Exercise brief –
Lines containing the string "Iapon" are to be collected in full.

━━━ Material to process ━━━

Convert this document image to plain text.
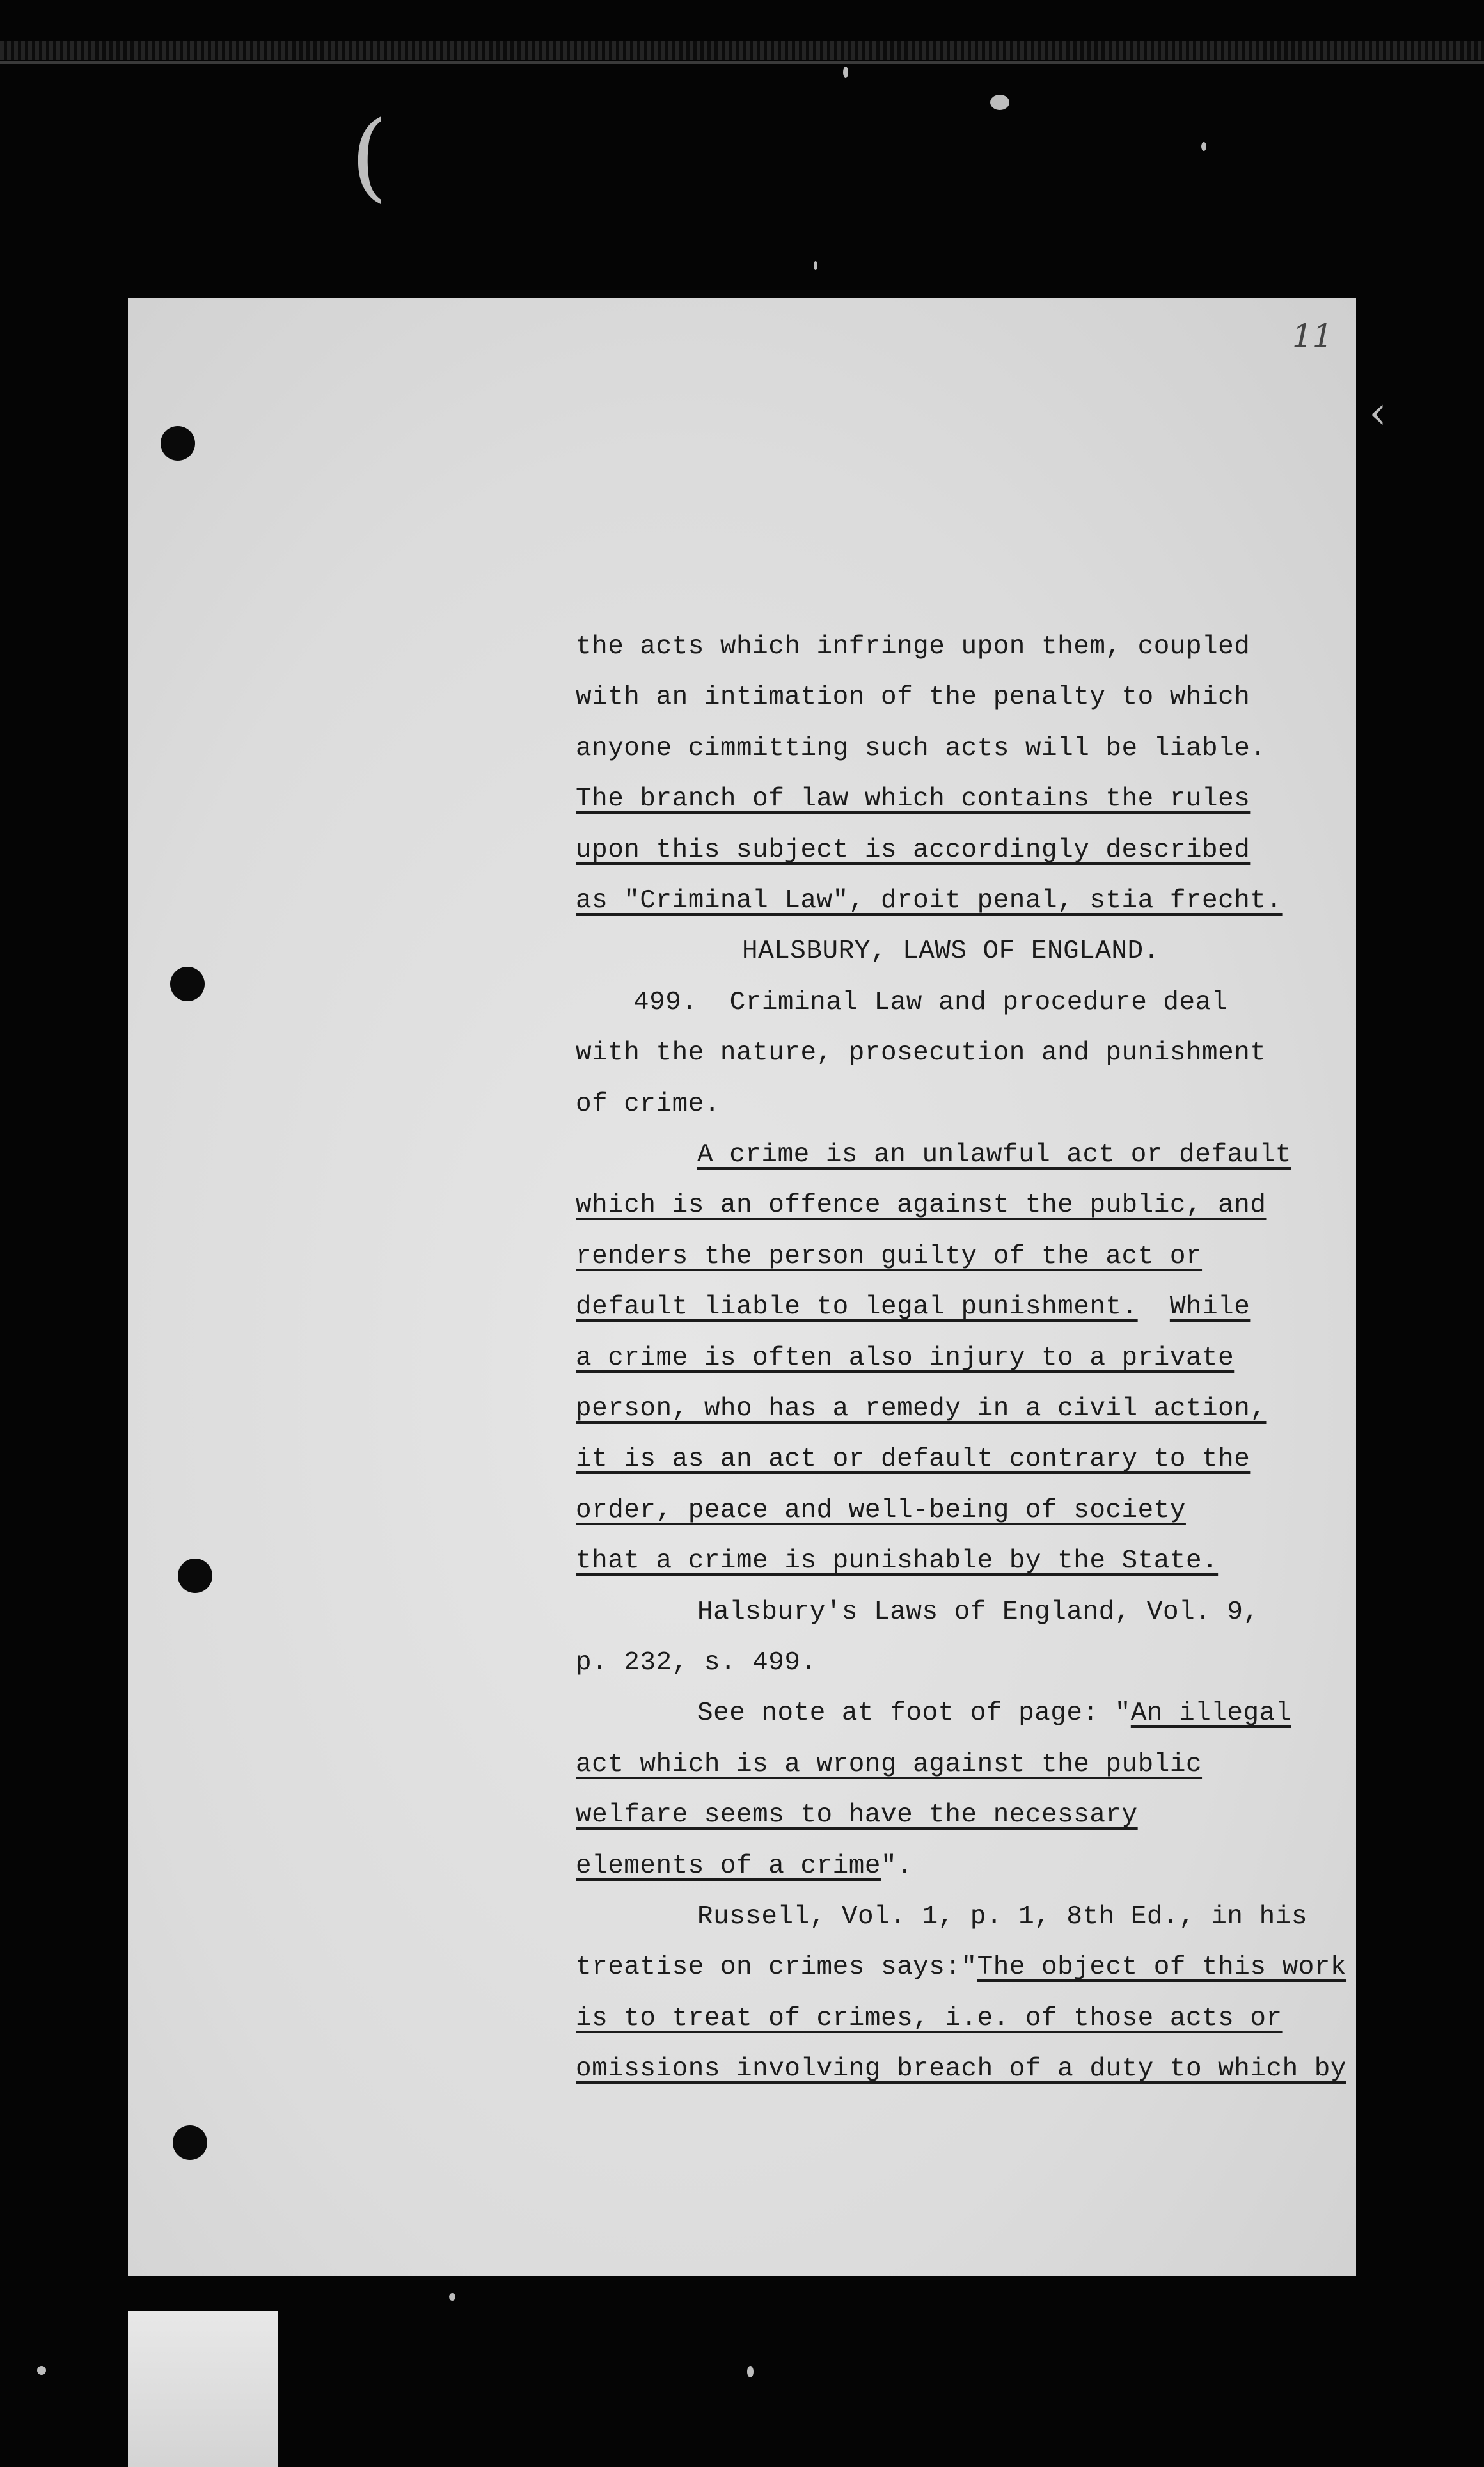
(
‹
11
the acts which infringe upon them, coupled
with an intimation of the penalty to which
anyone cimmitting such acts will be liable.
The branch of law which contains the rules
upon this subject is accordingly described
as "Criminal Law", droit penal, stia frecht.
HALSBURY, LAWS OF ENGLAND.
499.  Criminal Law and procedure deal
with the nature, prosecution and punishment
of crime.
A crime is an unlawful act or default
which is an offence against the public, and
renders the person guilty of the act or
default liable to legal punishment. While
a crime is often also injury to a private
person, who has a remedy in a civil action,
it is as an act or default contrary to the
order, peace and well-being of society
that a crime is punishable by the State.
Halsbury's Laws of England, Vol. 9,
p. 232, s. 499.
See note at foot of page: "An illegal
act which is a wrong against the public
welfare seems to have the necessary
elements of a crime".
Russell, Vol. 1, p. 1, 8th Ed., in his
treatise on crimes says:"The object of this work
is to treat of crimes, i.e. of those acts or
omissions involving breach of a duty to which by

━━━
━━━ Material to process ━━━

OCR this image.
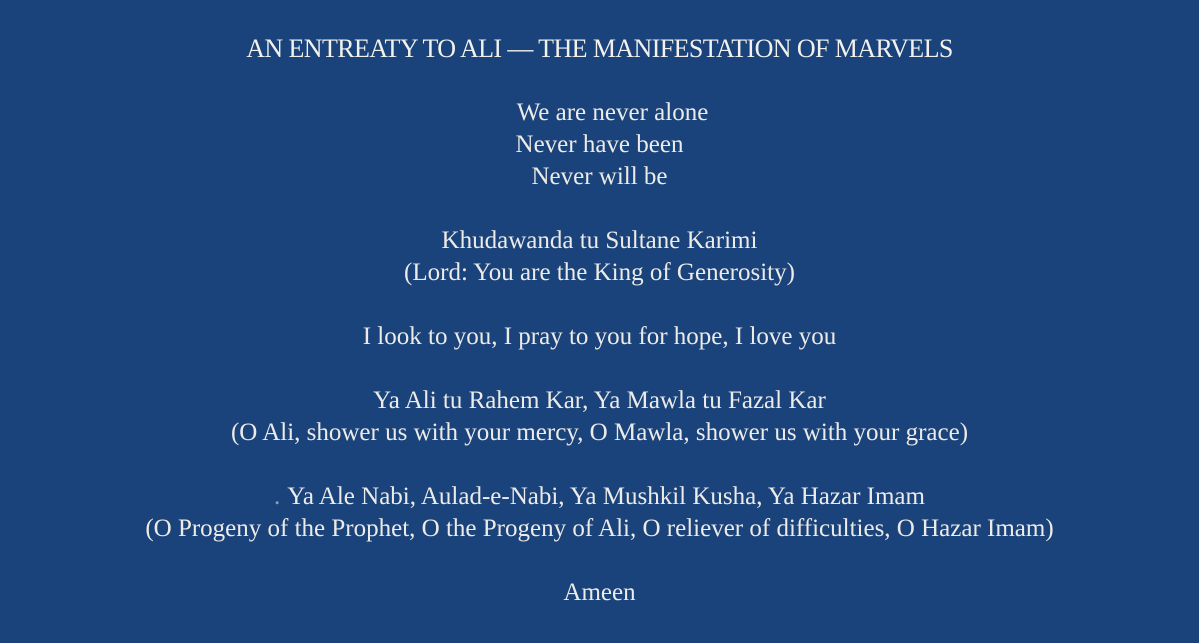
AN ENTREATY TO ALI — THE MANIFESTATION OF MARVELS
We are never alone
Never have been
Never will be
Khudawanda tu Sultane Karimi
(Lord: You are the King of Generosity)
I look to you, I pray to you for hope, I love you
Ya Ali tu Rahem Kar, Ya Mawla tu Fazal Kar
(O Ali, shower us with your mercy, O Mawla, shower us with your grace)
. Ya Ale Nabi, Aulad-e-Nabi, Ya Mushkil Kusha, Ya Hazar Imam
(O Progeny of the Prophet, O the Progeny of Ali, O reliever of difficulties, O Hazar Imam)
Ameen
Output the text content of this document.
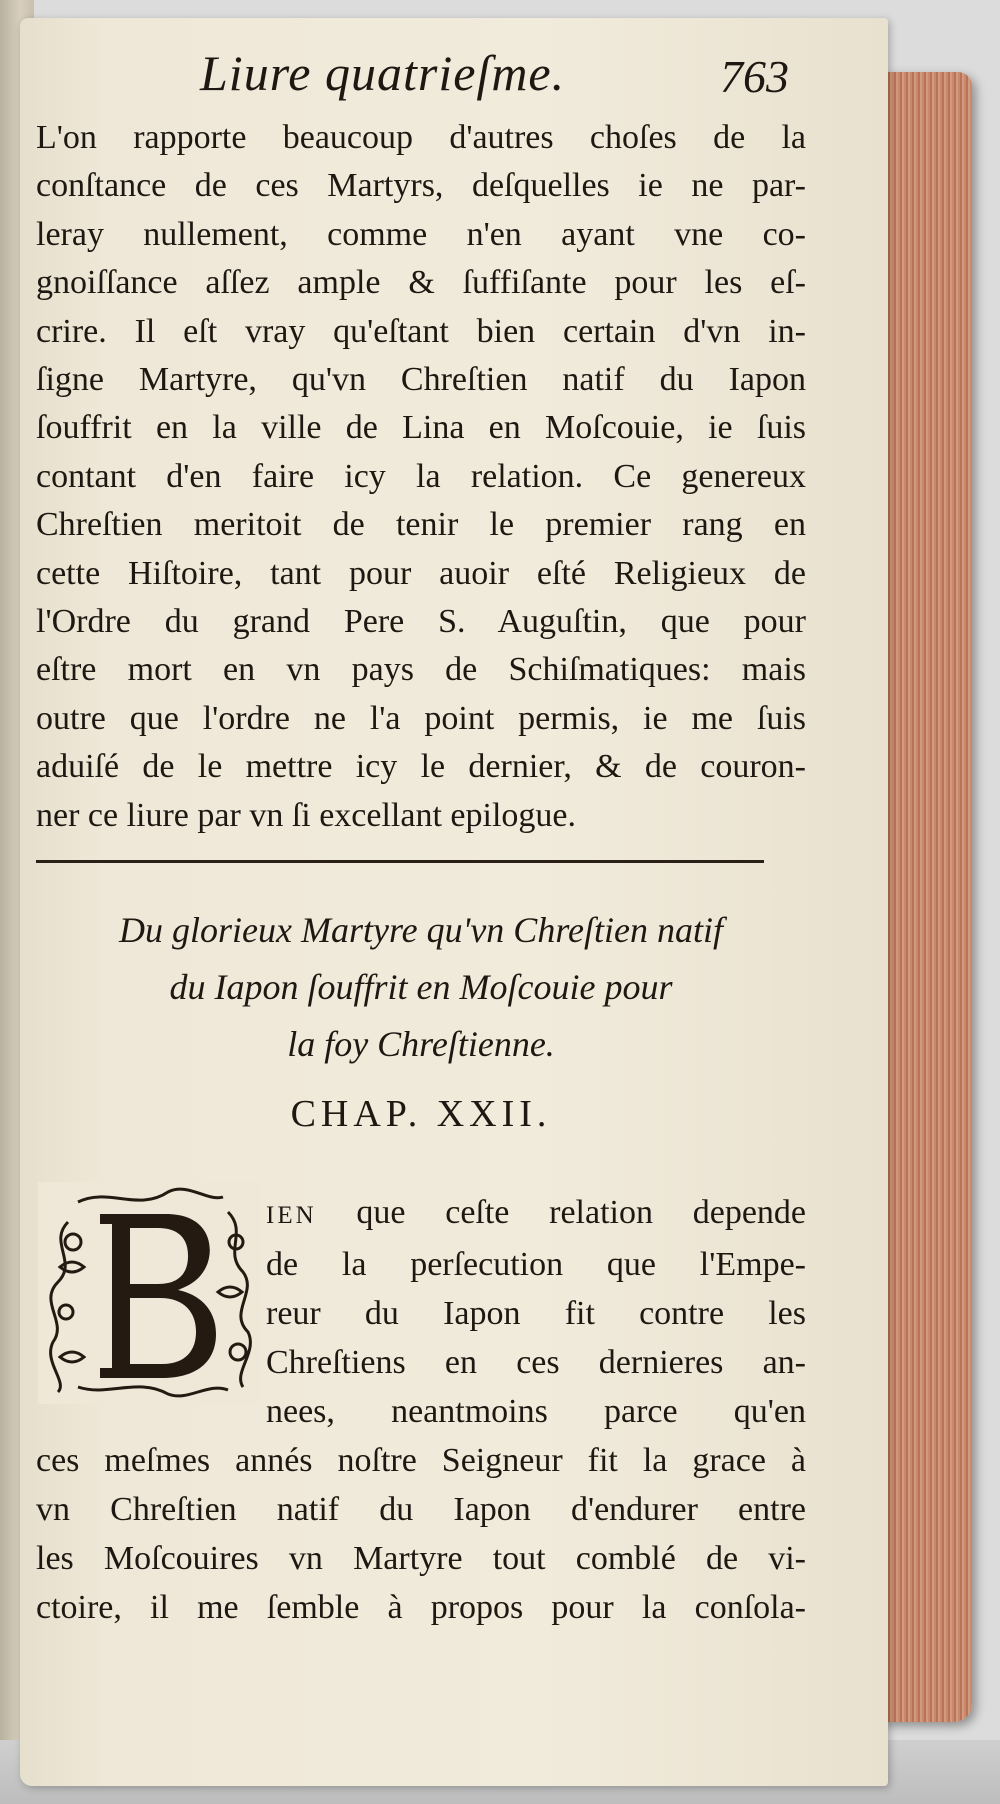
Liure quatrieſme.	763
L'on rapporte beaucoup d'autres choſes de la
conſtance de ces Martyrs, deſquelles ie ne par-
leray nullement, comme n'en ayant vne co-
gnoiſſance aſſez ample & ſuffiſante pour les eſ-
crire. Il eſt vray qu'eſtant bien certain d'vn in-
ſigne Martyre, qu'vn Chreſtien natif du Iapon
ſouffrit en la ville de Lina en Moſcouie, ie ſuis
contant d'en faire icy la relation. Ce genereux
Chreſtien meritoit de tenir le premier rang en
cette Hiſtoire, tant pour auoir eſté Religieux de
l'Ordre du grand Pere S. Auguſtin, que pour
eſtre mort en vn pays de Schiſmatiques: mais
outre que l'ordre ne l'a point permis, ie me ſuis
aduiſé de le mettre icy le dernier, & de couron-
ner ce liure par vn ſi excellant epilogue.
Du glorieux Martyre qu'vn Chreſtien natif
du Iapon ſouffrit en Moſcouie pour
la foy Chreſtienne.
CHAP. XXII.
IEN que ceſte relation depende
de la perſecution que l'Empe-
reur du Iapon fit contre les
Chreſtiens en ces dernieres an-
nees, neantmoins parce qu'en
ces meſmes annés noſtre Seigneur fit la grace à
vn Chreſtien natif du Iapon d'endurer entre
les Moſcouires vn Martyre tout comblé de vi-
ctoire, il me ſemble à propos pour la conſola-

━━━

Full output –
ſigne Martyre, qu'vn Chreſtien natif du Iapon
du Iapon ſouffrit en Moſcouie pour
reur du Iapon fit contre les
vn Chreſtien natif du Iapon d'endurer entre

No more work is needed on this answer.